**Your instructions**
Quote every line of the material beneath this one.

◇ ◇ ◇ ◇ ◇ ◇ ◇

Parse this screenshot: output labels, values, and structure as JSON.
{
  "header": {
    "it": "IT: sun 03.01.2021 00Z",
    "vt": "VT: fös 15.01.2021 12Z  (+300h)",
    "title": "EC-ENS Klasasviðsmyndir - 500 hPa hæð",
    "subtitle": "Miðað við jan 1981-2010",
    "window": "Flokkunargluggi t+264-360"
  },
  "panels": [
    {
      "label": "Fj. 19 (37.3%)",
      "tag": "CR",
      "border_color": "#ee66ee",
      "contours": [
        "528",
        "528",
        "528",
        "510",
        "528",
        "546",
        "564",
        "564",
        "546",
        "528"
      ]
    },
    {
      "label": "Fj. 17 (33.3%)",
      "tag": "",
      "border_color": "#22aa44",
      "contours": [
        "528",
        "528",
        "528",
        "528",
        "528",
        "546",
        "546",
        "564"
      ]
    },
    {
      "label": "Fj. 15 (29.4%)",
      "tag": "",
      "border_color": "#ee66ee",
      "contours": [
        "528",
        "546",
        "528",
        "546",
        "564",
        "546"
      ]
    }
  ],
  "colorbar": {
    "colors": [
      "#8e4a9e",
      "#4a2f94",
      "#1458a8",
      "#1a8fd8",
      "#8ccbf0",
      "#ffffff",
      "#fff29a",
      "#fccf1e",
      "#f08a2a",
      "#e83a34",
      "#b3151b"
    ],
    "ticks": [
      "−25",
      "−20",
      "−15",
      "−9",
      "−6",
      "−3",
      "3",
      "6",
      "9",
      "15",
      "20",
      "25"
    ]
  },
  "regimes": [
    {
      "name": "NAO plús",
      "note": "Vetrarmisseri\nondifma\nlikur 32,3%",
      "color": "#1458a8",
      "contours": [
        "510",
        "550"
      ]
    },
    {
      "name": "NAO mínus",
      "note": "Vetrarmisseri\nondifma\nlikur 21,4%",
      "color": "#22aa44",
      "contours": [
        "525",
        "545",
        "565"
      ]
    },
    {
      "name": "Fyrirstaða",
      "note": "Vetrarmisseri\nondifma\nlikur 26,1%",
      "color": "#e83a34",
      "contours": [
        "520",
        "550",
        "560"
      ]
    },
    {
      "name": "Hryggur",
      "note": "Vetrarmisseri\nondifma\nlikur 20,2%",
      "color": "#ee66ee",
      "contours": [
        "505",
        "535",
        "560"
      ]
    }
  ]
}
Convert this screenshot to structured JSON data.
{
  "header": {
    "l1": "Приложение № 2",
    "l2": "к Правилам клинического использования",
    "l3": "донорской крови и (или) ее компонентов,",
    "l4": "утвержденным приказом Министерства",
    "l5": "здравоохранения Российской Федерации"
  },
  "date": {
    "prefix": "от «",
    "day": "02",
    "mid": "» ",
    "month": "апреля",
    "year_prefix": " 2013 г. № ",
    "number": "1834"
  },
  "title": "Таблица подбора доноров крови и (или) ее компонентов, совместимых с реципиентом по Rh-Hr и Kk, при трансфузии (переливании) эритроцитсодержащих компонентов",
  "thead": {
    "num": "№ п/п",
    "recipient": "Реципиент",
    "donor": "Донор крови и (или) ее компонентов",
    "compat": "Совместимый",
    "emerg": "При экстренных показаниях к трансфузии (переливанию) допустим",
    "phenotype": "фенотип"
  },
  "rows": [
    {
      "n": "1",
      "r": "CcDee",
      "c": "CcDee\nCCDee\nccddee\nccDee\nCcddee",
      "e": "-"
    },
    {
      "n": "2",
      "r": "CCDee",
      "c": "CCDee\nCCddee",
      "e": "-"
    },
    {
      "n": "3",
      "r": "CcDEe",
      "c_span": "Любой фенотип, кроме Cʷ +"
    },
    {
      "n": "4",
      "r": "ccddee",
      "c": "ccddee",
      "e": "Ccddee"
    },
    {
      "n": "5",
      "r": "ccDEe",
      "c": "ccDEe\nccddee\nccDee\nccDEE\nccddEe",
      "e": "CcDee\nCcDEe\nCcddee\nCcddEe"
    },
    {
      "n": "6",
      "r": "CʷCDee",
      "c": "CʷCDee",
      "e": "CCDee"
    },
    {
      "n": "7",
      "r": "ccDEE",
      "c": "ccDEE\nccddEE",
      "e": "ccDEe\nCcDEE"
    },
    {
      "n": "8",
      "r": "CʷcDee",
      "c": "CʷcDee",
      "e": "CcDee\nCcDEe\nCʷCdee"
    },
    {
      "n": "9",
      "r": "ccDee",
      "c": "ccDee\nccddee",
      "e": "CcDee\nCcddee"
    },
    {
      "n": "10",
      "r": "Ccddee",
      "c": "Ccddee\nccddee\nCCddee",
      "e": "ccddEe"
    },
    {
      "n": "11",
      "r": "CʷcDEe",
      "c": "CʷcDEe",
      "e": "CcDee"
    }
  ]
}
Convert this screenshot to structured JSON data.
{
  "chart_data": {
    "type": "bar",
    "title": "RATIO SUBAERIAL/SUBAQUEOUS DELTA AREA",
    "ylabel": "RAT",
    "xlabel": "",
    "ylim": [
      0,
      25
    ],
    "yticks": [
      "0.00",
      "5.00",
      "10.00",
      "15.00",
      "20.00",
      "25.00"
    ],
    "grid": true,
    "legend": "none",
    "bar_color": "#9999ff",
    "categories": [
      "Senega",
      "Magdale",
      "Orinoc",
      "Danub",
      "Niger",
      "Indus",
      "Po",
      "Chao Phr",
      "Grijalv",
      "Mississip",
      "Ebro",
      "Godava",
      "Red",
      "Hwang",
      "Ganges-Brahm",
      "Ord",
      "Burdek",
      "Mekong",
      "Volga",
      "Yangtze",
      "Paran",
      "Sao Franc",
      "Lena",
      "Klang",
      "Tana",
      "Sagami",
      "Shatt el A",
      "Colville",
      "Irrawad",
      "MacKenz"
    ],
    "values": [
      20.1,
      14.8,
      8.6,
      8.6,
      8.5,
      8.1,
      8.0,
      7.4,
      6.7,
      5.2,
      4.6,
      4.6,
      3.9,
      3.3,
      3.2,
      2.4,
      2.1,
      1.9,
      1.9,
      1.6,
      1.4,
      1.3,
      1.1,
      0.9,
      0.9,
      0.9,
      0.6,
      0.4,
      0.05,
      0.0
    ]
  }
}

◇ ◇ ◇ ◇ ◇ ◇ ◇

**Right answer**
Parse this screenshot: output labels, values, and structure as JSON.
{
  "header": {
    "it": "IT: sun 03.01.2021 00Z",
    "vt": "VT: fös 15.01.2021 12Z  (+300h)",
    "title": "EC-ENS Klasasviðsmyndir - 500 hPa hæð",
    "subtitle": "Miðað við jan 1981-2010",
    "window": "Flokkunargluggi t+264-360"
  },
  "panels": [
    {
      "label": "Fj. 19 (37.3%)",
      "tag": "CR",
      "border_color": "#ee66ee",
      "contours": [
        "528",
        "528",
        "528",
        "510",
        "528",
        "546",
        "564",
        "564",
        "546",
        "528"
      ]
    },
    {
      "label": "Fj. 17 (33.3%)",
      "tag": "",
      "border_color": "#22aa44",
      "contours": [
        "528",
        "528",
        "528",
        "528",
        "528",
        "546",
        "546",
        "564"
      ]
    },
    {
      "label": "Fj. 15 (29.4%)",
      "tag": "",
      "border_color": "#ee66ee",
      "contours": [
        "528",
        "546",
        "528",
        "546",
        "564",
        "546"
      ]
    }
  ],
  "colorbar": {
    "colors": [
      "#8e4a9e",
      "#4a2f94",
      "#1458a8",
      "#1a8fd8",
      "#8ccbf0",
      "#ffffff",
      "#fff29a",
      "#fccf1e",
      "#f08a2a",
      "#e83a34",
      "#b3151b"
    ],
    "ticks": [
      "−25",
      "−20",
      "−15",
      "−9",
      "−6",
      "−3",
      "3",
      "6",
      "9",
      "15",
      "20",
      "25"
    ]
  },
  "regimes": [
    {
      "name": "NAO plús",
      "note": "Vetrarmisseri\nondifma\nlikur 32,3%",
      "color": "#1458a8",
      "contours": [
        "510",
        "550"
      ]
    },
    {
      "name": "NAO mínus",
      "note": "Vetrarmisseri\nondifma\nlikur 21,4%",
      "color": "#22aa44",
      "contours": [
        "525",
        "545",
        "565"
      ]
    },
    {
      "name": "Fyrirstaða",
      "note": "Vetrarmisseri\nondifma\nlikur 26,1%",
      "color": "#e83a34",
      "contours": [
        "520",
        "550",
        "560"
      ]
    },
    {
      "name": "Hryggur",
      "note": "Vetrarmisseri\nondifma\nlikur 20,2%",
      "color": "#ee66ee",
      "contours": [
        "505",
        "535",
        "560"
      ]
    }
  ]
}
Convert this screenshot to structured JSON data.
{
  "header": {
    "l1": "Приложение № 2",
    "l2": "к Правилам клинического использования",
    "l3": "донорской крови и (или) ее компонентов,",
    "l4": "утвержденным приказом Министерства",
    "l5": "здравоохранения Российской Федерации"
  },
  "date": {
    "prefix": "от «",
    "day": "02",
    "mid": "» ",
    "month": "апреля",
    "year_prefix": " 2013 г. № ",
    "number": "1834"
  },
  "title": "Таблица подбора доноров крови и (или) ее компонентов, совместимых с реципиентом по Rh-Hr и Kk, при трансфузии (переливании) эритроцитсодержащих компонентов",
  "thead": {
    "num": "№ п/п",
    "recipient": "Реципиент",
    "donor": "Донор крови и (или) ее компонентов",
    "compat": "Совместимый",
    "emerg": "При экстренных показаниях к трансфузии (переливанию) допустим",
    "phenotype": "фенотип"
  },
  "rows": [
    {
      "n": "1",
      "r": "CcDee",
      "c": "CcDee\nCCDee\nccddee\nccDee\nCcddee",
      "e": "-"
    },
    {
      "n": "2",
      "r": "CCDee",
      "c": "CCDee\nCCddee",
      "e": "-"
    },
    {
      "n": "3",
      "r": "CcDEe",
      "c_span": "Любой фенотип, кроме Cʷ +"
    },
    {
      "n": "4",
      "r": "ccddee",
      "c": "ccddee",
      "e": "Ccddee"
    },
    {
      "n": "5",
      "r": "ccDEe",
      "c": "ccDEe\nccddee\nccDee\nccDEE\nccddEe",
      "e": "CcDee\nCcDEe\nCcddee\nCcddEe"
    },
    {
      "n": "6",
      "r": "CʷCDee",
      "c": "CʷCDee",
      "e": "CCDee"
    },
    {
      "n": "7",
      "r": "ccDEE",
      "c": "ccDEE\nccddEE",
      "e": "ccDEe\nCcDEE"
    },
    {
      "n": "8",
      "r": "CʷcDee",
      "c": "CʷcDee",
      "e": "CcDee\nCcDEe\nCʷCdee"
    },
    {
      "n": "9",
      "r": "ccDee",
      "c": "ccDee\nccddee",
      "e": "CcDee\nCcddee"
    },
    {
      "n": "10",
      "r": "Ccddee",
      "c": "Ccddee\nccddee\nCCddee",
      "e": "ccddEe"
    },
    {
      "n": "11",
      "r": "CʷcDEe",
      "c": "CʷcDEe",
      "e": "CcDee"
    }
  ]
}
Convert this screenshot to structured JSON data.
{
  "chart_data": {
    "type": "bar",
    "title": "RATIO SUBAERIAL/SUBAQUEOUS DELTA AREA",
    "ylabel": "RAT",
    "xlabel": "",
    "ylim": [
      0,
      25
    ],
    "yticks": [
      "0.00",
      "5.00",
      "10.00",
      "15.00",
      "20.00",
      "25.00"
    ],
    "grid": true,
    "legend": "none",
    "bar_color": "#9999ff",
    "categories": [
      "Senega",
      "Magdale",
      "Orinoc",
      "Danub",
      "Niger",
      "Indus",
      "Po",
      "Chao Phr",
      "Grijalv",
      "Mississip",
      "Ebro",
      "Godava",
      "Red",
      "Hwang",
      "Ganges-Brahm",
      "Ord",
      "Burdek",
      "Mekong",
      "Volga",
      "Yangtze",
      "Paran",
      "Sao Franc",
      "Lena",
      "Klang",
      "Tana",
      "Sagami",
      "Shatt el A",
      "Colville",
      "Irrawad",
      "MacKenz"
    ],
    "values": [
      20.1,
      14.8,
      8.6,
      8.6,
      8.5,
      8.1,
      8.0,
      7.4,
      6.7,
      5.2,
      4.6,
      4.6,
      3.9,
      3.3,
      3.2,
      2.4,
      2.1,
      1.9,
      1.9,
      1.6,
      1.4,
      1.3,
      1.1,
      0.9,
      0.9,
      0.9,
      0.6,
      0.4,
      0.05,
      0.0
    ]
  }
}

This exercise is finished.